Copy, from the entries below, each line where the word "could" can be found.

Data records:
--*--
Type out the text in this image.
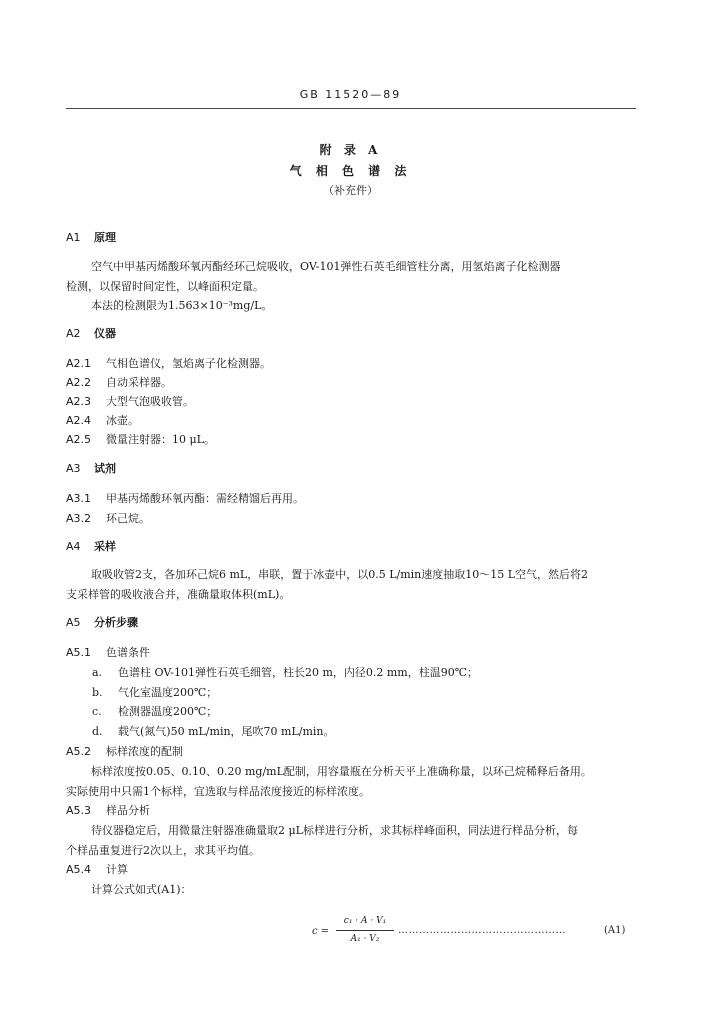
GB 11520—89
附 录 A
气 相 色 谱 法
（补充件）
A1 原理
空气中甲基丙烯酸环氧丙酯经环己烷吸收，OV-101弹性石英毛细管柱分离，用氢焰离子化检测器
检测，以保留时间定性，以峰面积定量。
本法的检测限为1.563×10⁻³mg/L。
A2 仪器
A2.1 气相色谱仪，氢焰离子化检测器。
A2.2 自动采样器。
A2.3 大型气泡吸收管。
A2.4 冰壶。
A2.5 微量注射器：10 μL。
A3 试剂
A3.1 甲基丙烯酸环氧丙酯：需经精馏后再用。
A3.2 环己烷。
A4 采样
取吸收管2支，各加环己烷6 mL，串联，置于冰壶中，以0.5 L/min速度抽取10～15 L空气，然后将2
支采样管的吸收液合并，准确量取体积(mL)。
A5 分析步骤
A5.1 色谱条件
a. 色谱柱 OV-101弹性石英毛细管，柱长20 m，内径0.2 mm，柱温90℃；
b. 气化室温度200℃；
c. 检测器温度200℃；
d. 载气(氮气)50 mL/min，尾吹70 mL/min。
A5.2 标样浓度的配制
标样浓度按0.05、0.10、0.20 mg/mL配制，用容量瓶在分析天平上准确称量，以环己烷稀释后备用。
实际使用中只需1个标样，宜选取与样品浓度接近的标样浓度。
A5.3 样品分析
待仪器稳定后，用微量注射器准确量取2 μL标样进行分析，求其标样峰面积，同法进行样品分析，每
个样品重复进行2次以上，求其平均值。
A5.4 计算
计算公式如式(A1)：
c =
c₁ · A · V₁
A₁ · V₂
…………………………………………	(A1)
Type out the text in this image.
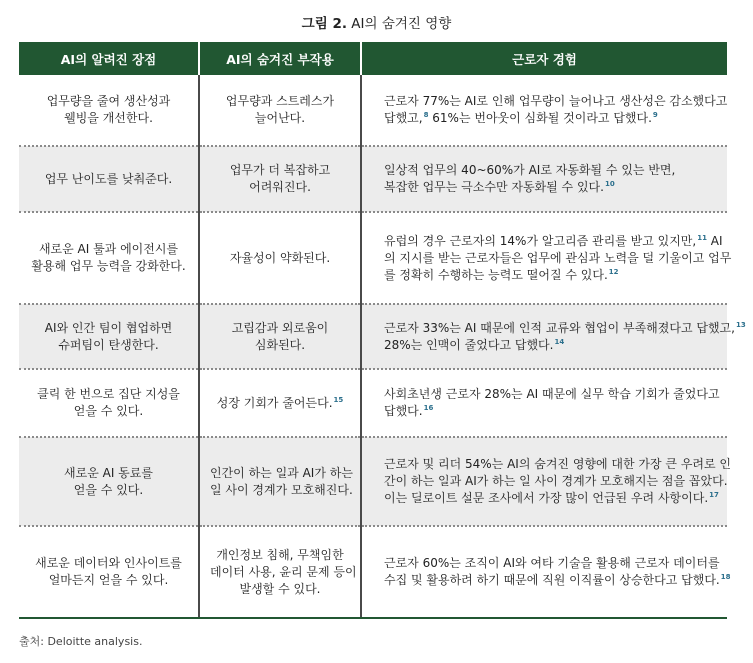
그림 2. AI의 숨겨진 영향
AI의 알려진 장점	AI의 숨겨진 부작용	근로자 경험

업무량을 줄여 생산성과
웰빙을 개선한다.	업무량과 스트레스가
늘어난다.	근로자 77%는 AI로 인해 업무량이 늘어나고 생산성은 감소했다고
답했고,$^8$ 61%는 번아웃이 심화될 것이라고 답했다.$^9$

업무 난이도를 낮춰준다.	업무가 더 복잡하고
어려워진다.	일상적 업무의 40~60%가 AI로 자동화될 수 있는 반면,
복잡한 업무는 극소수만 자동화될 수 있다.$^{10}$

새로운 AI 툴과 에이전시를
활용해 업무 능력을 강화한다.	자율성이 약화된다.	유럽의 경우 근로자의 14%가 알고리즘 관리를 받고 있지만,$^{11}$ AI
의 지시를 받는 근로자들은 업무에 관심과 노력을 덜 기울이고 업무
를 정확히 수행하는 능력도 떨어질 수 있다.$^{12}$

AI와 인간 팀이 협업하면
슈퍼팀이 탄생한다.	고립감과 외로움이
심화된다.	근로자 33%는 AI 때문에 인적 교류와 협업이 부족해졌다고 답했고,$^{13}$
28%는 인맥이 줄었다고 답했다.$^{14}$

클릭 한 번으로 집단 지성을
얻을 수 있다.	성장 기회가 줄어든다.$^{15}$	사회초년생 근로자 28%는 AI 때문에 실무 학습 기회가 줄었다고
답했다.$^{16}$

새로운 AI 동료를
얻을 수 있다.	인간이 하는 일과 AI가 하는
일 사이 경계가 모호해진다.	근로자 및 리더 54%는 AI의 숨겨진 영향에 대한 가장 큰 우려로 인
간이 하는 일과 AI가 하는 일 사이 경계가 모호해지는 점을 꼽았다.
이는 딜로이트 설문 조사에서 가장 많이 언급된 우려 사항이다.$^{17}$

새로운 데이터와 인사이트를
얼마든지 얻을 수 있다.	개인정보 침해, 무책임한
데이터 사용, 윤리 문제 등이
발생할 수 있다.	근로자 60%는 조직이 AI와 여타 기술을 활용해 근로자 데이터를
수집 및 활용하려 하기 때문에 직원 이직률이 상승한다고 답했다.$^{18}$
출처: Deloitte analysis.
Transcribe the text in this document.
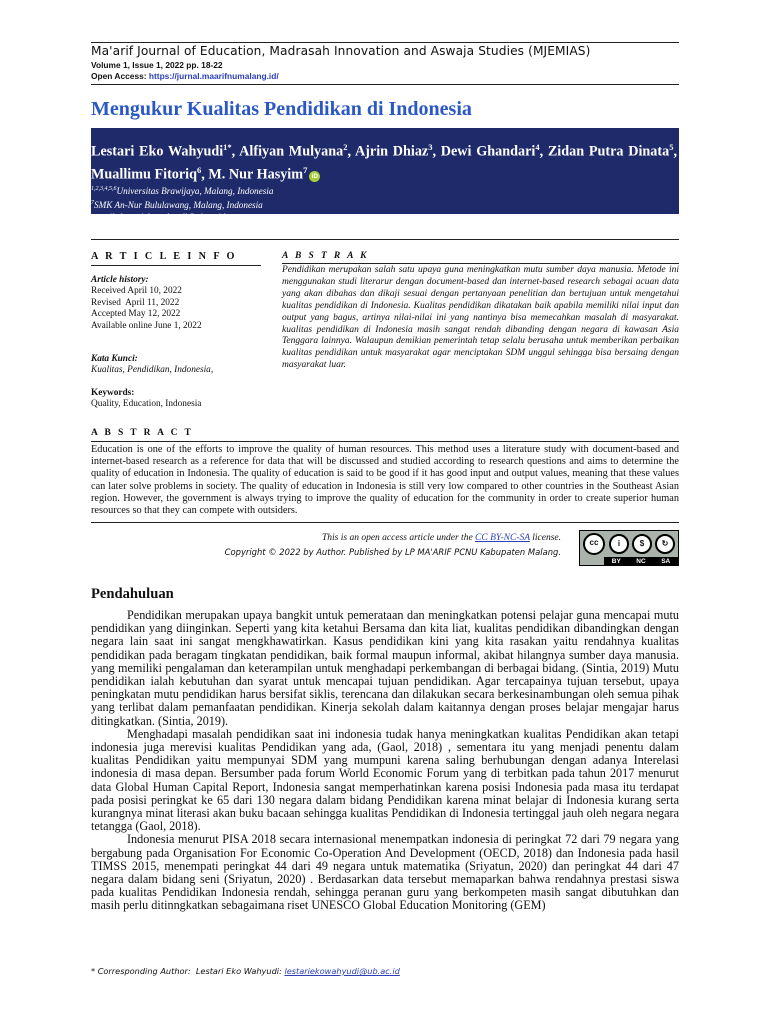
Ma'arif Journal of Education, Madrasah Innovation and Aswaja Studies (MJEMIAS)
Volume 1, Issue 1, 2022 pp. 18-22
Open Access: https://jurnal.maarifnumalang.id/
Mengukur Kualitas Pendidikan di Indonesia
Lestari Eko Wahyudi$^{1*}$, Alfiyan Mulyana$^2$, Ajrin Dhiaz$^3$, Dewi Ghandari$^4$, Zidan Putra Dinata$^5$, Muallimu Fitoriq$^6$, M. Nur Hasyim$^7$iD
$^{1,2,3,4,5,6}$Universitas Brawijaya, Malang, Indonesia
$^7$SMK An-Nur Bululawang, Malang, Indonesia
e-mail: lestariekowahyudi@ub.ac.id
A R T I C L E I N F O
Article history:
Received April 10, 2022
Revised  April 11, 2022
Accepted May 12, 2022
Available online June 1, 2022
Kata Kunci:
Kualitas, Pendidikan, Indonesia,
Keywords:
Quality, Education, Indonesia
A B S T R A K
Pendidikan merupakan salah satu upaya guna meningkatkan mutu sumber daya manusia. Metode ini menggunakan studi literarur dengan document-based dan internet-based research sebagai acuan data yang akan dibahas dan dikaji sesuai dengan pertanyaan penelitian dan bertujuan untuk mengetahui kualitas pendidikan di Indonesia. Kualitas pendidikan dikatakan baik apabila memiliki nilai input dan output yang bagus, artinya nilai-nilai ini yang nantinya bisa memecahkan masalah di masyarakat. kualitas pendidikan di Indonesia masih sangat rendah dibanding dengan negara di kawasan Asia Tenggara lainnya. Walaupun demikian pemerintah tetap selalu berusaha untuk memberikan perbaikan kualitas pendidikan untuk masyarakat agar menciptakan SDM unggul sehingga bisa bersaing dengan masyarakat luar.
A B S T R A C T
Education is one of the efforts to improve the quality of human resources. This method uses a literature study with document-based and internet-based research as a reference for data that will be discussed and studied according to research questions and aims to determine the quality of education in Indonesia. The quality of education is said to be good if it has good input and output values, meaning that these values can later solve problems in society. The quality of education in Indonesia is still very low compared to other countries in the Southeast Asian region. However, the government is always trying to improve the quality of education for the community in order to create superior human resources so that they can compete with outsiders.
This is an open access article under the CC BY-NC-SA license.
Copyright © 2022 by Author. Published by LP MA'ARIF PCNU Kabupaten Malang.
cc	i	$	↻
BY NC SA
Pendahuluan

Pendidikan merupakan upaya bangkit untuk pemerataan dan meningkatkan potensi pelajar guna mencapai mutu pendidikan yang diinginkan. Seperti yang kita ketahui Bersama dan kita liat, kualitas pendidikan dibandingkan dengan negara lain saat ini sangat mengkhawatirkan. Kasus pendidikan kini yang kita rasakan yaitu rendahnya kualitas pendidikan pada beragam tingkatan pendidikan, baik formal maupun informal, akibat hilangnya sumber daya manusia. yang memiliki pengalaman dan keterampilan untuk menghadapi perkembangan di berbagai bidang. (Sintia, 2019) Mutu pendidikan ialah kebutuhan dan syarat untuk mencapai tujuan pendidikan. Agar tercapainya tujuan tersebut, upaya peningkatan mutu pendidikan harus bersifat siklis, terencana dan dilakukan secara berkesinambungan oleh semua pihak yang terlibat dalam pemanfaatan pendidikan. Kinerja sekolah dalam kaitannya dengan proses belajar mengajar harus ditingkatkan. (Sintia, 2019).

Menghadapi masalah pendidikan saat ini indonesia tudak hanya meningkatkan kualitas Pendidikan akan tetapi indonesia juga merevisi kualitas Pendidikan yang ada, (Gaol, 2018) , sementara itu yang menjadi penentu dalam kualitas Pendidikan yaitu mempunyai SDM yang mumpuni karena saling berhubungan dengan adanya Interelasi indonesia di masa depan. Bersumber pada forum World Economic Forum yang di terbitkan pada tahun 2017 menurut data Global Human Capital Report, Indonesia sangat memperhatinkan karena posisi Indonesia pada masa itu terdapat pada posisi peringkat ke 65 dari 130 negara dalam bidang Pendidikan karena minat belajar di Indonesia kurang serta kurangnya minat literasi akan buku bacaan sehingga kualitas Pendidikan di Indonesia tertinggal jauh oleh negara negara tetangga (Gaol, 2018).

Indonesia menurut PISA 2018 secara internasional menempatkan indonesia di peringkat 72 dari 79 negara yang bergabung pada Organisation For Economic Co-Operation And Development (OECD, 2018) dan Indonesia pada hasil TIMSS 2015, menempati peringkat 44 dari 49 negara untuk matematika (Sriyatun, 2020) dan peringkat 44 dari 47 negara dalam bidang seni (Sriyatun, 2020) . Berdasarkan data tersebut memaparkan bahwa rendahnya prestasi siswa pada kualitas Pendidikan Indonesia rendah, sehingga peranan guru yang berkompeten masih sangat dibutuhkan dan masih perlu ditinngkatkan sebagaimana riset UNESCO Global Education Monitoring (GEM)

* Corresponding Author:  Lestari Eko Wahyudi: lestariekowahyudi@ub.ac.id
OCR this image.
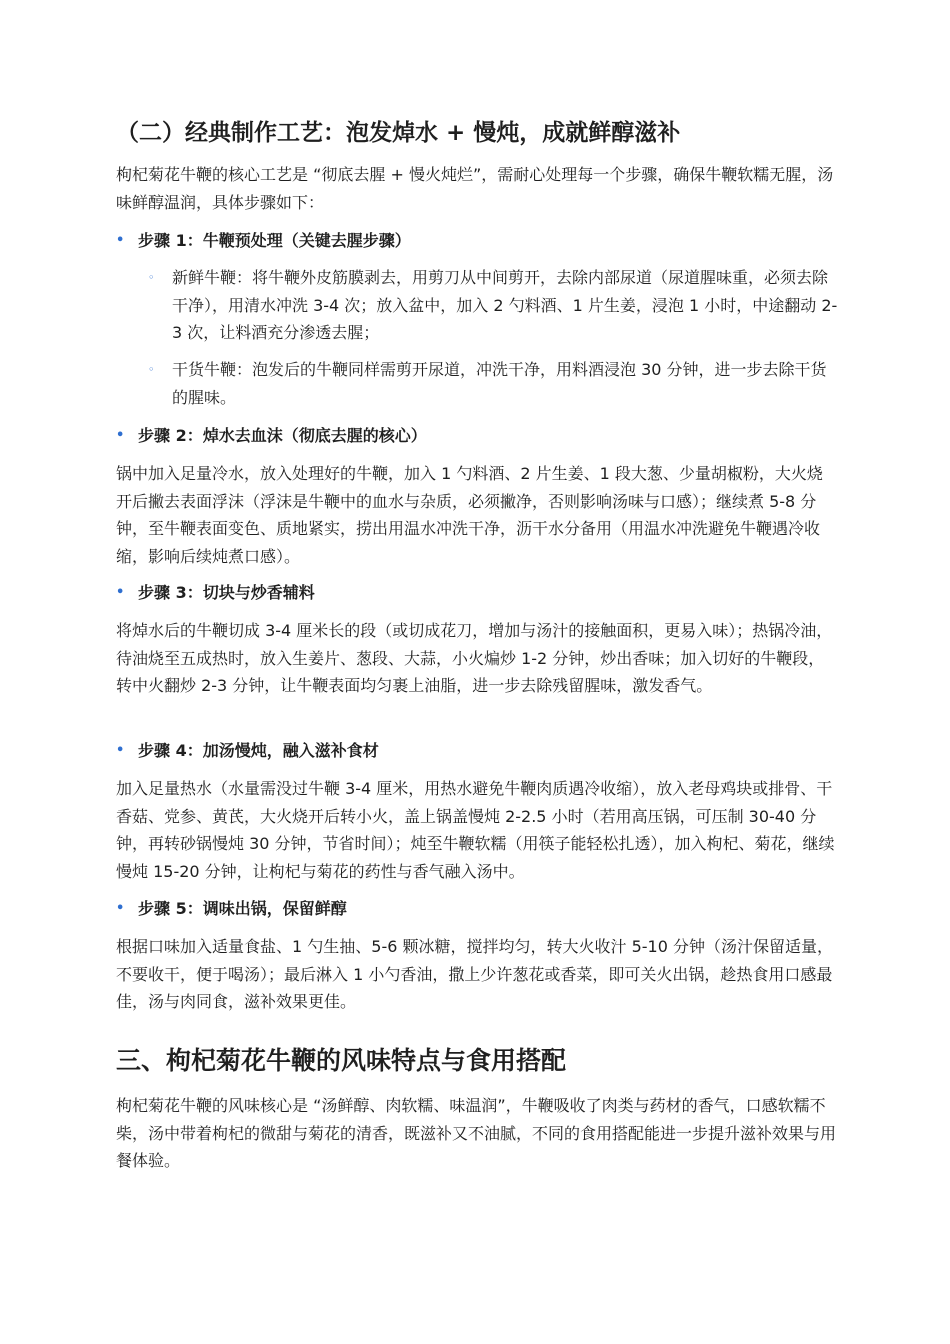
（二）经典制作工艺：泡发焯水 + 慢炖，成就鲜醇滋补

枸杞菊花牛鞭的核心工艺是 “彻底去腥 + 慢火炖烂”，需耐心处理每一个步骤，确保牛鞭软糯无腥，汤味鲜醇温润，具体步骤如下：

• 步骤 1：牛鞭预处理（关键去腥步骤）
◦ 新鲜牛鞭：将牛鞭外皮筋膜剥去，用剪刀从中间剪开，去除内部尿道（尿道腥味重，必须去除干净），用清水冲洗 3-4 次；放入盆中，加入 2 勺料酒、1 片生姜，浸泡 1 小时，中途翻动 2-3 次，让料酒充分渗透去腥；
◦ 干货牛鞭：泡发后的牛鞭同样需剪开尿道，冲洗干净，用料酒浸泡 30 分钟，进一步去除干货的腥味。
• 步骤 2：焯水去血沫（彻底去腥的核心）

锅中加入足量冷水，放入处理好的牛鞭，加入 1 勺料酒、2 片生姜、1 段大葱、少量胡椒粉，大火烧开后撇去表面浮沫（浮沫是牛鞭中的血水与杂质，必须撇净，否则影响汤味与口感）；继续煮 5-8 分钟，至牛鞭表面变色、质地紧实，捞出用温水冲洗干净，沥干水分备用（用温水冲洗避免牛鞭遇冷收缩，影响后续炖煮口感）。

• 步骤 3：切块与炒香辅料

将焯水后的牛鞭切成 3-4 厘米长的段（或切成花刀，增加与汤汁的接触面积，更易入味）；热锅冷油，待油烧至五成热时，放入生姜片、葱段、大蒜，小火煸炒 1-2 分钟，炒出香味；加入切好的牛鞭段，转中火翻炒 2-3 分钟，让牛鞭表面均匀裹上油脂，进一步去除残留腥味，激发香气。

• 步骤 4：加汤慢炖，融入滋补食材

加入足量热水（水量需没过牛鞭 3-4 厘米，用热水避免牛鞭肉质遇冷收缩），放入老母鸡块或排骨、干香菇、党参、黄芪，大火烧开后转小火，盖上锅盖慢炖 2-2.5 小时（若用高压锅，可压制 30-40 分钟，再转砂锅慢炖 30 分钟，节省时间）；炖至牛鞭软糯（用筷子能轻松扎透），加入枸杞、菊花，继续慢炖 15-20 分钟，让枸杞与菊花的药性与香气融入汤中。

• 步骤 5：调味出锅，保留鲜醇

根据口味加入适量食盐、1 勺生抽、5-6 颗冰糖，搅拌均匀，转大火收汁 5-10 分钟（汤汁保留适量，不要收干，便于喝汤）；最后淋入 1 小勺香油，撒上少许葱花或香菜，即可关火出锅，趁热食用口感最佳，汤与肉同食，滋补效果更佳。

三、枸杞菊花牛鞭的风味特点与食用搭配

枸杞菊花牛鞭的风味核心是 “汤鲜醇、肉软糯、味温润”，牛鞭吸收了肉类与药材的香气，口感软糯不柴，汤中带着枸杞的微甜与菊花的清香，既滋补又不油腻，不同的食用搭配能进一步提升滋补效果与用餐体验。
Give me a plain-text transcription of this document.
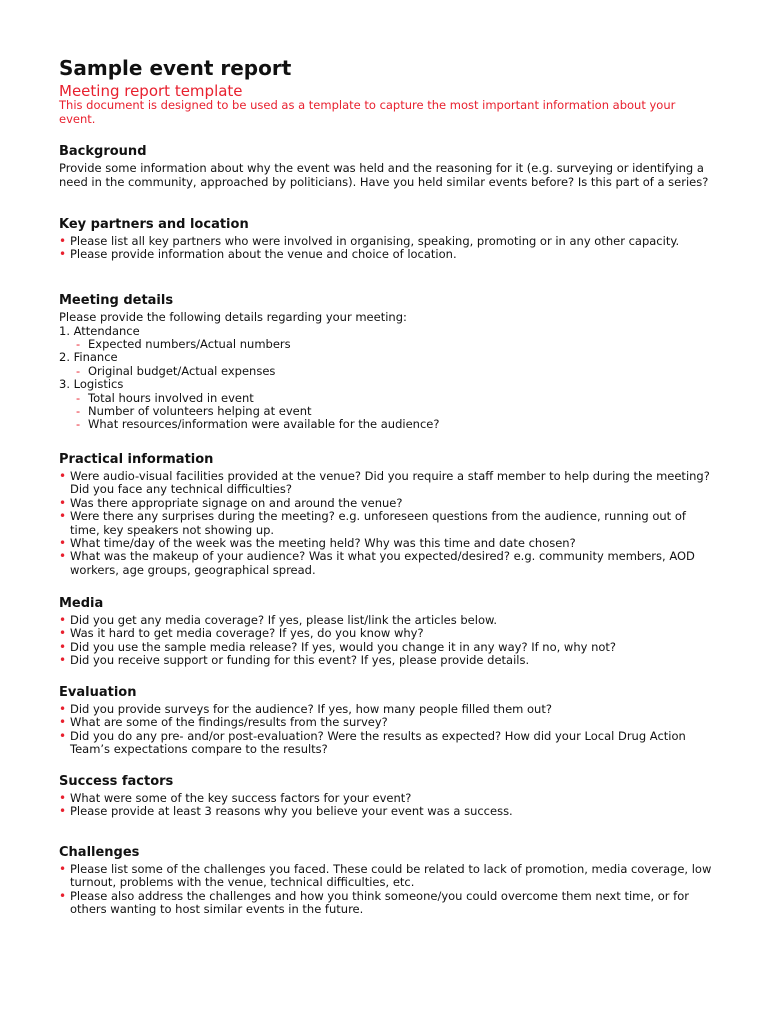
Sample event report
Meeting report template

This document is designed to be used as a template to capture the most important information about your event.

Background

Provide some information about why the event was held and the reasoning for it (e.g. surveying or identifying a need in the community, approached by politicians). Have you held similar events before? Is this part of a series?

Key partners and location
• Please list all key partners who were involved in organising, speaking, promoting or in any other capacity.
• Please provide information about the venue and choice of location.
Meeting details

Please provide the following details regarding your meeting:

1. Attendance
- Expected numbers/Actual numbers
2. Finance
- Original budget/Actual expenses
3. Logistics
- Total hours involved in event
- Number of volunteers helping at event
- What resources/information were available for the audience?
Practical information
• Were audio-visual facilities provided at the venue? Did you require a staff member to help during the meeting? Did you face any technical difficulties?
• Was there appropriate signage on and around the venue?
• Were there any surprises during the meeting? e.g. unforeseen questions from the audience, running out of time, key speakers not showing up.
• What time/day of the week was the meeting held? Why was this time and date chosen?
• What was the makeup of your audience? Was it what you expected/desired? e.g. community members, AOD workers, age groups, geographical spread.
Media
• Did you get any media coverage? If yes, please list/link the articles below.
• Was it hard to get media coverage? If yes, do you know why?
• Did you use the sample media release? If yes, would you change it in any way? If no, why not?
• Did you receive support or funding for this event? If yes, please provide details.
Evaluation
• Did you provide surveys for the audience? If yes, how many people filled them out?
• What are some of the findings/results from the survey?
• Did you do any pre- and/or post-evaluation? Were the results as expected? How did your Local Drug Action Team’s expectations compare to the results?
Success factors
• What were some of the key success factors for your event?
• Please provide at least 3 reasons why you believe your event was a success.
Challenges
• Please list some of the challenges you faced. These could be related to lack of promotion, media coverage, low turnout, problems with the venue, technical difficulties, etc.
• Please also address the challenges and how you think someone/you could overcome them next time, or for others wanting to host similar events in the future.
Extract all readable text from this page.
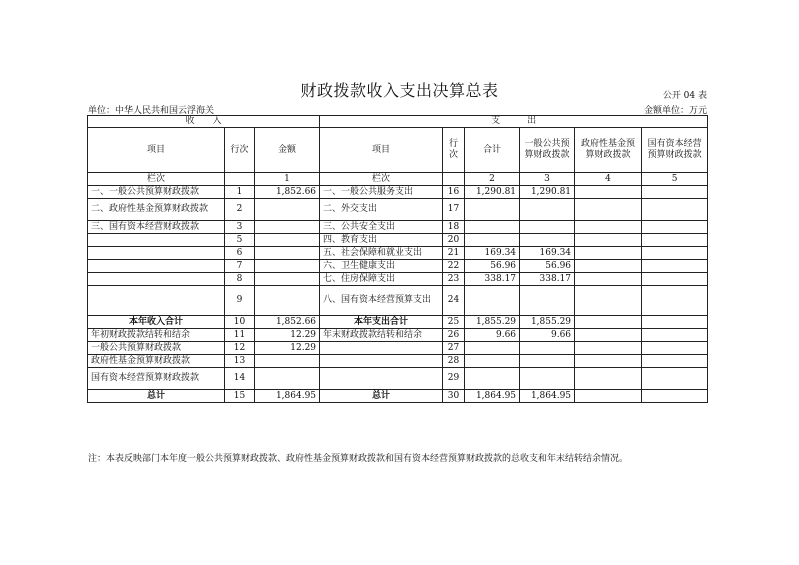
财政拨款收入支出决算总表	公开 04 表
单位：中华人民共和国云浮海关	金额单位：万元
收　　入			支　　　出					
项目	行次	金额	项目	行次	合计	一般公共预算财政拨款	政府性基金预算财政拨款	国有资本经营预算财政拨款
栏次		1	栏次		2	3	4	5
一、一般公共预算财政拨款	1	1,852.66	一、一般公共服务支出	16	1,290.81	1,290.81		
二、政府性基金预算财政拨款	2		二、外交支出	17				
三、国有资本经营财政拨款	3		三、公共安全支出	18				
	5		四、教育支出	20				
	6		五、社会保障和就业支出	21	169.34	169.34		
	7		六、卫生健康支出	22	56.96	56.96		
	8		七、住房保障支出	23	338.17	338.17		
	9		八、国有资本经营预算支出	24				
本年收入合计	10	1,852.66	本年支出合计	25	1,855.29	1,855.29		
年初财政拨款结转和结余	11	12.29	年末财政拨款结转和结余	26	9.66	9.66		
一般公共预算财政拨款	12	12.29		27				
政府性基金预算财政拨款	13			28				
国有资本经营预算财政拨款	14			29				
总计	15	1,864.95	总计	30	1,864.95	1,864.95		
注：本表反映部门本年度一般公共预算财政拨款、政府性基金预算财政拨款和国有资本经营预算财政拨款的总收支和年末结转结余情况。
--*--
EXERCISE ANSWER:
• Please list some of the challenges you faced. These could be related to lack of promotion, media coverage, low turnout, problems with the venue, technical difficulties, etc.
• Please also address the challenges and how you think someone/you could overcome them next time, or for others wanting to host similar events in the future.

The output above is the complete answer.